• [DIRECTIONS FOR THIS TASK] Go through the data below and gather each line containing "Skill".

====== TASK DATA

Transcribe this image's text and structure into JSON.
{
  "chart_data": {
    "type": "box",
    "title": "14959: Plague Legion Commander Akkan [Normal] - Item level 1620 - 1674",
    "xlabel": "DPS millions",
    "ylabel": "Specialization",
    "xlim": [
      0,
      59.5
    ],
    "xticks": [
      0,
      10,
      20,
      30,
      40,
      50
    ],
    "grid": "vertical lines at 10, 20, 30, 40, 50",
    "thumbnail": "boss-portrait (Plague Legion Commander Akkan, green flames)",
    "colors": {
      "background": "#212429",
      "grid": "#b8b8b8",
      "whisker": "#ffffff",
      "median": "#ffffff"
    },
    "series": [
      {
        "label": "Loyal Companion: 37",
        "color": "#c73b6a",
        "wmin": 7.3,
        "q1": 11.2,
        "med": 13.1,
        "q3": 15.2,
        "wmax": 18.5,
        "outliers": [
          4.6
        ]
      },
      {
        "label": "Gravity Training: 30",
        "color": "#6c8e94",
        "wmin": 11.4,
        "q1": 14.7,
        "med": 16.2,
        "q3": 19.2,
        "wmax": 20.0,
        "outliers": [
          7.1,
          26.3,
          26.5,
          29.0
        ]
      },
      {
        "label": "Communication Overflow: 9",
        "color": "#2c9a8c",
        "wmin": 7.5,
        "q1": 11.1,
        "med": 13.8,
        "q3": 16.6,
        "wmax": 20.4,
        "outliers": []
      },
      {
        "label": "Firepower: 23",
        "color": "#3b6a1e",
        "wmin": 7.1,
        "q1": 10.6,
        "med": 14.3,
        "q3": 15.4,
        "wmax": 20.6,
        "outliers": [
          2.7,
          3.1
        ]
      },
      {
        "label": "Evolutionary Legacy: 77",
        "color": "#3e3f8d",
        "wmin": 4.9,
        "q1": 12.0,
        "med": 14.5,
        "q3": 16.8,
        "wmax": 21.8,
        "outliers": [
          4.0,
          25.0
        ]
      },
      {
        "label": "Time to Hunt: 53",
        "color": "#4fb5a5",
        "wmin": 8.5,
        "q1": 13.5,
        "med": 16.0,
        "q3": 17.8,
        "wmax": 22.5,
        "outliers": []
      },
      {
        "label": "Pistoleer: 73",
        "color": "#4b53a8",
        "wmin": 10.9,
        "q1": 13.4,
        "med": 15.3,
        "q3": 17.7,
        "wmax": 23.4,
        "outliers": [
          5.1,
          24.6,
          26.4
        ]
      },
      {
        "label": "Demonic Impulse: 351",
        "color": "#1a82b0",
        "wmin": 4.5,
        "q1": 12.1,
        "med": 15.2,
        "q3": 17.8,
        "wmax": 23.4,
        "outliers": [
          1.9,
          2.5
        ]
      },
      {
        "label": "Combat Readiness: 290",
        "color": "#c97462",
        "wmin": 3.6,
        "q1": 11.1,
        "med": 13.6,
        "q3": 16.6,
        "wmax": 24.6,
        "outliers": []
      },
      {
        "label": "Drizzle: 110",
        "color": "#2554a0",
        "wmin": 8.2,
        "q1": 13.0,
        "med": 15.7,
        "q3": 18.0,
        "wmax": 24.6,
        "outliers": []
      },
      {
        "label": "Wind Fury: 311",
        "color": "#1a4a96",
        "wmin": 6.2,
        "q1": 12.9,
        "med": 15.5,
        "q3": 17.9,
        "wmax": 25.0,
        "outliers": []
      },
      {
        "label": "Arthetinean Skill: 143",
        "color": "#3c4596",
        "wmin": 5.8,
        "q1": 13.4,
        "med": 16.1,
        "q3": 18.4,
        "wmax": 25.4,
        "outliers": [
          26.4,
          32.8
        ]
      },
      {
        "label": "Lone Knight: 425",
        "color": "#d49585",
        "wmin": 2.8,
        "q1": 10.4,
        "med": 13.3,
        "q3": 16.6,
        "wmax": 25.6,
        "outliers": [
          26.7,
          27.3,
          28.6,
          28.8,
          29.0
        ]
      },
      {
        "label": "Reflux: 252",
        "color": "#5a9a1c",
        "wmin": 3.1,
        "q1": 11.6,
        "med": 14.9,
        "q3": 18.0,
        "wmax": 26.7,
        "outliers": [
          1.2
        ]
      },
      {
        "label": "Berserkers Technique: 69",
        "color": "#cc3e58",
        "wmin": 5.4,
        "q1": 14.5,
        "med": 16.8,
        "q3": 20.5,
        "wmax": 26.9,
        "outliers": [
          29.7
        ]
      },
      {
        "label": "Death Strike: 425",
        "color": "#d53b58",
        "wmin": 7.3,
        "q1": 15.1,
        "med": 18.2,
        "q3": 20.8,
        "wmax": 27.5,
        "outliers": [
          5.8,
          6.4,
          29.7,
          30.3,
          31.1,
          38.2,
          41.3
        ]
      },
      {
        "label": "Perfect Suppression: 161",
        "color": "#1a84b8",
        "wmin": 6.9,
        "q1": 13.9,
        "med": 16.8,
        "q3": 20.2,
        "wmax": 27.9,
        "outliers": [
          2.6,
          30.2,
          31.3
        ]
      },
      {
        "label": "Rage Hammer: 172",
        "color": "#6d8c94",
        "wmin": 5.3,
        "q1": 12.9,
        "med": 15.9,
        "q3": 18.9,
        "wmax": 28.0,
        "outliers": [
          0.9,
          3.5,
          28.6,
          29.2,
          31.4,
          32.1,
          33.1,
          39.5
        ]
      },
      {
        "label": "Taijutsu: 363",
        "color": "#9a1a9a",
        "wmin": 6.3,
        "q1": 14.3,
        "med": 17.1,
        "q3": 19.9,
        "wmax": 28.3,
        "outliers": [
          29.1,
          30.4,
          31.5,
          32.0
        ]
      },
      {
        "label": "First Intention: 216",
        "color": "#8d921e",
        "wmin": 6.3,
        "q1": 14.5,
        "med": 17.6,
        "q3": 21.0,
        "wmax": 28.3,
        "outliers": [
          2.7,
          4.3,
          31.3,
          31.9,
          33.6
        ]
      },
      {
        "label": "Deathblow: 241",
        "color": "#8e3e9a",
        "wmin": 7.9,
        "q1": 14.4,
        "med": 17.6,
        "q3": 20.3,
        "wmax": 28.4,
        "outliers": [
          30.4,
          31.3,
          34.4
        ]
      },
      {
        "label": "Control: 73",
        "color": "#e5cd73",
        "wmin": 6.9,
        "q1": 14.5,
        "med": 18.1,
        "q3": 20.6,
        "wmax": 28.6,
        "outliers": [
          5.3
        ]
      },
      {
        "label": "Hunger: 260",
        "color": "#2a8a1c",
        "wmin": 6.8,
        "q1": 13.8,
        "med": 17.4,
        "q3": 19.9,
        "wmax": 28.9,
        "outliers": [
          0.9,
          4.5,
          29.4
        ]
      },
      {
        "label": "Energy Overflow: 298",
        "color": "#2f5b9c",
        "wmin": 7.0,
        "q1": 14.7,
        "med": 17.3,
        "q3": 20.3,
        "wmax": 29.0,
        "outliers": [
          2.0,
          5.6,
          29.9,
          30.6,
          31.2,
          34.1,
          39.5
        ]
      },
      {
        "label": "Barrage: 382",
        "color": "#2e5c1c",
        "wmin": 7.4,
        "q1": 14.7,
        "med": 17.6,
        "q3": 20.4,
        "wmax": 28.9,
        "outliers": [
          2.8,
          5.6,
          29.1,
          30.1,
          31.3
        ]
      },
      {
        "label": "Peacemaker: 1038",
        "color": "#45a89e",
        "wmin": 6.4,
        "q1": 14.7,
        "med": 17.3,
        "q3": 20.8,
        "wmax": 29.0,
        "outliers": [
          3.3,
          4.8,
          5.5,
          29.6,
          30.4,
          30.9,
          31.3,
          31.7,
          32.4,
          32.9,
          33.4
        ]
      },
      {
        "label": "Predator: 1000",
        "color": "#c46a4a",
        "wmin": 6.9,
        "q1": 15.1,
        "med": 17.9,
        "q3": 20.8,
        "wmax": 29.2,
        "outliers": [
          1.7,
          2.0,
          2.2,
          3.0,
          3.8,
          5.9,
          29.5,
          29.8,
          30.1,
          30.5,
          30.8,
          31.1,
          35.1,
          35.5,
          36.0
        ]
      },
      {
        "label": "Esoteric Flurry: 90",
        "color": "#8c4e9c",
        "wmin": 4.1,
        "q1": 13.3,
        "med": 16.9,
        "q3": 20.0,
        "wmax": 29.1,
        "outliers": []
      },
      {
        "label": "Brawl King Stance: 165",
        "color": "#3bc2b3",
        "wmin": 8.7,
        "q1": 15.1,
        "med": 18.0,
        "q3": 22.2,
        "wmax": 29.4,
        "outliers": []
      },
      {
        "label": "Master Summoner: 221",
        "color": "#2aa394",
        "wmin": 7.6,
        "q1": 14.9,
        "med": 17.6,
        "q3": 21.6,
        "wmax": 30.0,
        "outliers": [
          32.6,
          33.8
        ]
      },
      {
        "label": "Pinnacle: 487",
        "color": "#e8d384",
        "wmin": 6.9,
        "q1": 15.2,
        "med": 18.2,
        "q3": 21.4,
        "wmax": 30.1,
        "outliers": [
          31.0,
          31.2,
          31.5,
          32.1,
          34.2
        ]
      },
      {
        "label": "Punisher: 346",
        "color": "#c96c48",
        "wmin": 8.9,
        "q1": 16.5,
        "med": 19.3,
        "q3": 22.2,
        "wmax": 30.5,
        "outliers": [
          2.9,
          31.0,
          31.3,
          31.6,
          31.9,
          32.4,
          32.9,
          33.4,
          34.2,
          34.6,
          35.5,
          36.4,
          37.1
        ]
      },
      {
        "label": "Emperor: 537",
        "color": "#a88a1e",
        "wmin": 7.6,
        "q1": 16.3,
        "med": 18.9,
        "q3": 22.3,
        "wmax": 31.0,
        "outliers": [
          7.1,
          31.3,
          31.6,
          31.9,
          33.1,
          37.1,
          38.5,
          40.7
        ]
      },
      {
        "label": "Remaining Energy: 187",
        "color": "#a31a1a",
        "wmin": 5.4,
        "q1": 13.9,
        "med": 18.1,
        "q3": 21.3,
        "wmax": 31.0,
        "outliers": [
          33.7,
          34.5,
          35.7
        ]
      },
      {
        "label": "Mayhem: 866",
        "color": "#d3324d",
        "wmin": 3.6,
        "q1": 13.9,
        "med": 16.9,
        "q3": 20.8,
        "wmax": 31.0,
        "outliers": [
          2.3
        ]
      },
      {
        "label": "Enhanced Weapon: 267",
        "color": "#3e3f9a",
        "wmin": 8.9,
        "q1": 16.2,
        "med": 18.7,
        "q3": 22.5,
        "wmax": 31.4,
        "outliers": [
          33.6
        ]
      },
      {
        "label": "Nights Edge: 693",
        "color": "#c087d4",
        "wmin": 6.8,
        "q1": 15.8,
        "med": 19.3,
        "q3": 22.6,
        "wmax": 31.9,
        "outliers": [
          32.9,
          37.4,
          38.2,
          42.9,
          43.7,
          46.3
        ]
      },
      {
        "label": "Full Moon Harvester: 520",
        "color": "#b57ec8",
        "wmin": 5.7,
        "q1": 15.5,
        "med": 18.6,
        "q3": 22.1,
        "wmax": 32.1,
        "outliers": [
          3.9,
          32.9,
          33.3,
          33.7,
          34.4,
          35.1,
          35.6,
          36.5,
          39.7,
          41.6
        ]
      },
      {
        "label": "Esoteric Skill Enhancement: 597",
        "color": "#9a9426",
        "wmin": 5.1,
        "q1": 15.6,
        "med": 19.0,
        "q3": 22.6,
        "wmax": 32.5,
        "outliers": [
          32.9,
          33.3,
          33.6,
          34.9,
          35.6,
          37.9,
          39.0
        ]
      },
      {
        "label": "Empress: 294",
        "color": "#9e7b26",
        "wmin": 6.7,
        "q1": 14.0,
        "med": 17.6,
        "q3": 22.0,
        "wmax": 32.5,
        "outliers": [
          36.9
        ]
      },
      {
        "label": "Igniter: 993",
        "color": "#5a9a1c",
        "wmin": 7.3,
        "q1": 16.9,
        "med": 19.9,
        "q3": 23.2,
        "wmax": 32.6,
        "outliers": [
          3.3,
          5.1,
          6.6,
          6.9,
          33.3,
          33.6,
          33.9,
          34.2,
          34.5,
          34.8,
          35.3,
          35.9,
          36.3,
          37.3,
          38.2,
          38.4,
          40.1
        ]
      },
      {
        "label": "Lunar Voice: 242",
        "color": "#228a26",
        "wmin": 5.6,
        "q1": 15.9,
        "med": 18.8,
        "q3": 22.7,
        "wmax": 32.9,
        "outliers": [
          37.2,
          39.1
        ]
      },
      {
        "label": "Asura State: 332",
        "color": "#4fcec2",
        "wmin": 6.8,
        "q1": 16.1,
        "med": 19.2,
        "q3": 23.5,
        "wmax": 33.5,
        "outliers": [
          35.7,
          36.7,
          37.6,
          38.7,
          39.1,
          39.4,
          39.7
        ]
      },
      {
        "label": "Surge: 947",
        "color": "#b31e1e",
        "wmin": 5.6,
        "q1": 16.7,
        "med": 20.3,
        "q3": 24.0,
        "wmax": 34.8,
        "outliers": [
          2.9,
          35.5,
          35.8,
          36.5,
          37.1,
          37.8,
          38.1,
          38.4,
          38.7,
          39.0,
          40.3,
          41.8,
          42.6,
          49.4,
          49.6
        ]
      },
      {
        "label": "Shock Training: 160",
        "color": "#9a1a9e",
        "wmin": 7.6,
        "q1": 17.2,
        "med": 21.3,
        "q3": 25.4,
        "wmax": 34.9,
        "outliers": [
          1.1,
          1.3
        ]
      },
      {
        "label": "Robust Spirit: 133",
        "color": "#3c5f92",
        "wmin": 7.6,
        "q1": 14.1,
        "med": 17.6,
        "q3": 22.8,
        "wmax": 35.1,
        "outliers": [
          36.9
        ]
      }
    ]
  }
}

============

• [WRITTEN SOLUTION]
        "label": "Arthetinean Skill: 143",
        "label": "Esoteric Skill Enhancement: 597",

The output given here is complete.